** Stored records **
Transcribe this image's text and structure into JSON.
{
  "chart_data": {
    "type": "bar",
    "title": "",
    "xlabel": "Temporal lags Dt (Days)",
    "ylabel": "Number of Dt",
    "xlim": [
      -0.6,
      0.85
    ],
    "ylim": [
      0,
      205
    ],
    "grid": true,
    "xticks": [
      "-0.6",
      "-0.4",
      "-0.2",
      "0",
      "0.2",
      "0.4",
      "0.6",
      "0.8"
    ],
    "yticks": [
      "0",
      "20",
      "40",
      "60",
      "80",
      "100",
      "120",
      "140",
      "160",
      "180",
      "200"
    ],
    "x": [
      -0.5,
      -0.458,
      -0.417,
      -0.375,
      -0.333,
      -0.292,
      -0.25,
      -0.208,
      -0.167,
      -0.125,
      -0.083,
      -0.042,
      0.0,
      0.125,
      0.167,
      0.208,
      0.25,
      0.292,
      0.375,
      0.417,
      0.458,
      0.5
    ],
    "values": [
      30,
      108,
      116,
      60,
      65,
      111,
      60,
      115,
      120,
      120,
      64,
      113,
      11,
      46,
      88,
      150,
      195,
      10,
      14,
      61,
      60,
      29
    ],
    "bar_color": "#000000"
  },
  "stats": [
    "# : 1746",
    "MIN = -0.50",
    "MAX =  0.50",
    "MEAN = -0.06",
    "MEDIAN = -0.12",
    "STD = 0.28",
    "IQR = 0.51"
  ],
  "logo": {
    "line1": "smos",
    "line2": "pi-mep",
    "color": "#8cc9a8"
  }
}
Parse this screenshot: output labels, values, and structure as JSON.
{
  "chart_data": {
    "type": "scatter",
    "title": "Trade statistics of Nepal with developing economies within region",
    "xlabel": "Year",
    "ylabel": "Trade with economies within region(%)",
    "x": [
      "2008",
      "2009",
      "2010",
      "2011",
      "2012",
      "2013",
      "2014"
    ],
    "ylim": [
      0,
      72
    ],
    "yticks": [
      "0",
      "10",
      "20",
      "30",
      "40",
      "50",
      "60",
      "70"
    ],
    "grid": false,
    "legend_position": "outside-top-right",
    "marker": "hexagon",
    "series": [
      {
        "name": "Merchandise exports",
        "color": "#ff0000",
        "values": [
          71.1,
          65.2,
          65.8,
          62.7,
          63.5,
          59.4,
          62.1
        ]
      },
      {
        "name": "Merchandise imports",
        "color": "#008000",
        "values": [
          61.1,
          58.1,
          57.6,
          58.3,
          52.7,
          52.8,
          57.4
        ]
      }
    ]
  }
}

** WRITTEN PROBLEM **
Exactly and only the lines from the line containing "Parse this screenshot: output" through the last line of the entries should be copied, both ends included.

** FINAL RESULT **
Parse this screenshot: output labels, values, and structure as JSON.
{
  "chart_data": {
    "type": "scatter",
    "title": "Trade statistics of Nepal with developing economies within region",
    "xlabel": "Year",
    "ylabel": "Trade with economies within region(%)",
    "x": [
      "2008",
      "2009",
      "2010",
      "2011",
      "2012",
      "2013",
      "2014"
    ],
    "ylim": [
      0,
      72
    ],
    "yticks": [
      "0",
      "10",
      "20",
      "30",
      "40",
      "50",
      "60",
      "70"
    ],
    "grid": false,
    "legend_position": "outside-top-right",
    "marker": "hexagon",
    "series": [
      {
        "name": "Merchandise exports",
        "color": "#ff0000",
        "values": [
          71.1,
          65.2,
          65.8,
          62.7,
          63.5,
          59.4,
          62.1
        ]
      },
      {
        "name": "Merchandise imports",
        "color": "#008000",
        "values": [
          61.1,
          58.1,
          57.6,
          58.3,
          52.7,
          52.8,
          57.4
        ]
      }
    ]
  }
}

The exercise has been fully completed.